• **TASK INSTRUCTIONS**
Copy out each line of the data holding "请去附件查看".
^^^^^^^^^^^^^^^^
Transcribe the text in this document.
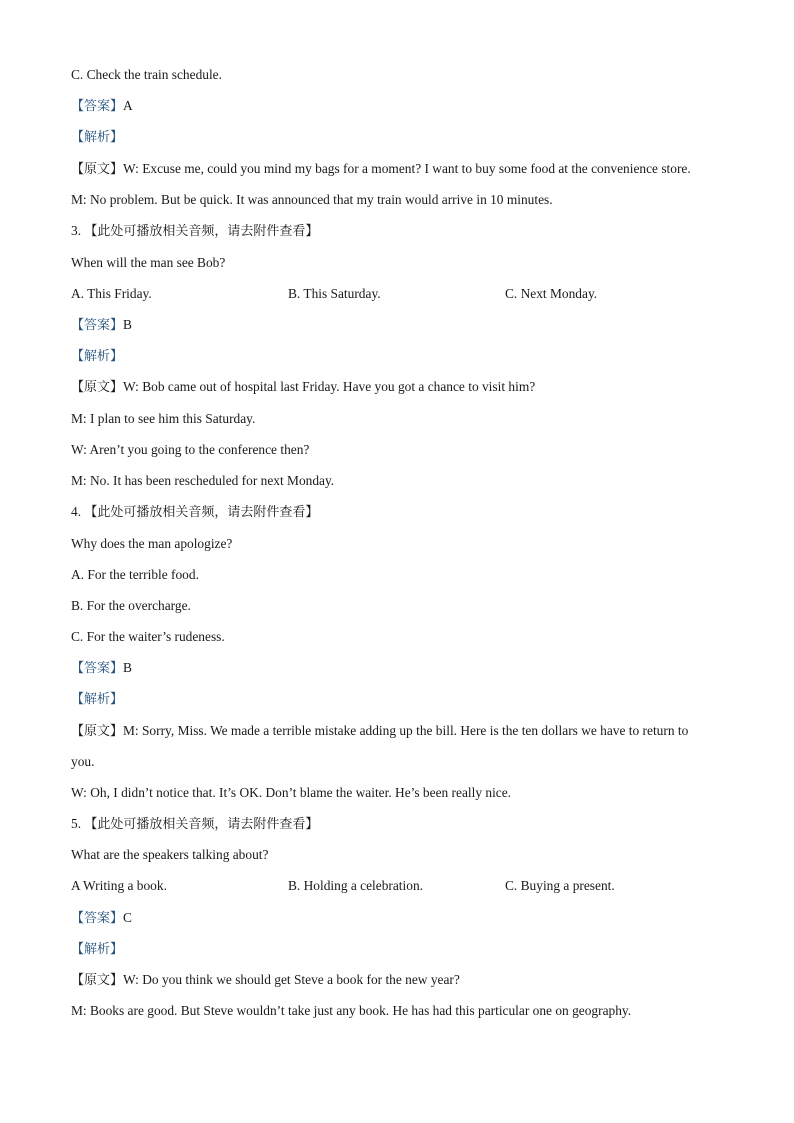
C. Check the train schedule.
【答案】A
【解析】
【原文】W: Excuse me, could you mind my bags for a moment? I want to buy some food at the convenience store.
M: No problem. But be quick. It was announced that my train would arrive in 10 minutes.
3. 【此处可播放相关音频，请去附件查看】
When will the man see Bob?
A. This Friday.	B. This Saturday.	C. Next Monday.
【答案】B
【解析】
【原文】W: Bob came out of hospital last Friday. Have you got a chance to visit him?
M: I plan to see him this Saturday.
W: Aren’t you going to the conference then?
M: No. It has been rescheduled for next Monday.
4. 【此处可播放相关音频，请去附件查看】
Why does the man apologize?
A. For the terrible food.
B. For the overcharge.
C. For the waiter’s rudeness.
【答案】B
【解析】
【原文】M: Sorry, Miss. We made a terrible mistake adding up the bill. Here is the ten dollars we have to return to
you.
W: Oh, I didn’t notice that. It’s OK. Don’t blame the waiter. He’s been really nice.
5. 【此处可播放相关音频，请去附件查看】
What are the speakers talking about?
A Writing a book.	B. Holding a celebration.	C. Buying a present.
【答案】C
【解析】
【原文】W: Do you think we should get Steve a book for the new year?
M: Books are good. But Steve wouldn’t take just any book. He has had this particular one on geography.
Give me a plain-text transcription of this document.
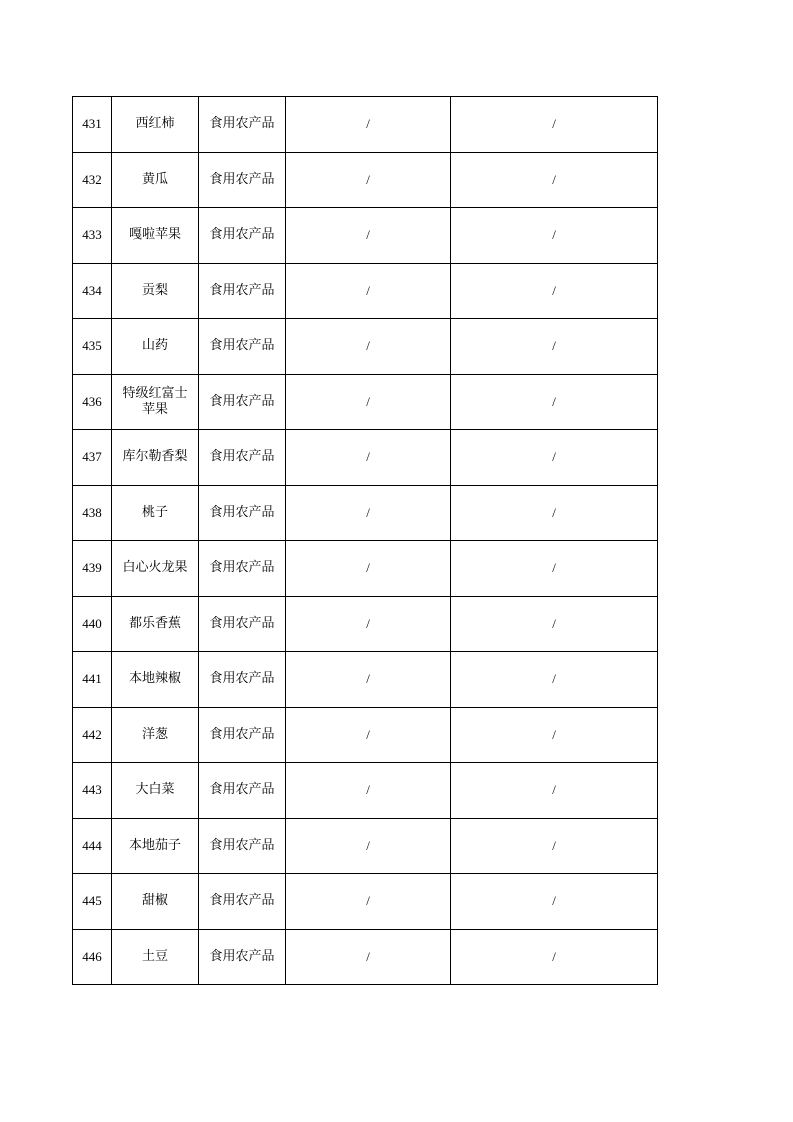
431	西红柿	食用农产品	/	/
432	黄瓜	食用农产品	/	/
433	嘎啦苹果	食用农产品	/	/
434	贡梨	食用农产品	/	/
435	山药	食用农产品	/	/
436	特级红富士苹果	食用农产品	/	/
437	库尔勒香梨	食用农产品	/	/
438	桃子	食用农产品	/	/
439	白心火龙果	食用农产品	/	/
440	都乐香蕉	食用农产品	/	/
441	本地辣椒	食用农产品	/	/
442	洋葱	食用农产品	/	/
443	大白菜	食用农产品	/	/
444	本地茄子	食用农产品	/	/
445	甜椒	食用农产品	/	/
446	土豆	食用农产品	/	/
^^^^^^^^^^^^^^^^
• **ANSWER TO THE EXERCISE**
3. 【此处可播放相关音频，请去附件查看】
4. 【此处可播放相关音频，请去附件查看】
5. 【此处可播放相关音频，请去附件查看】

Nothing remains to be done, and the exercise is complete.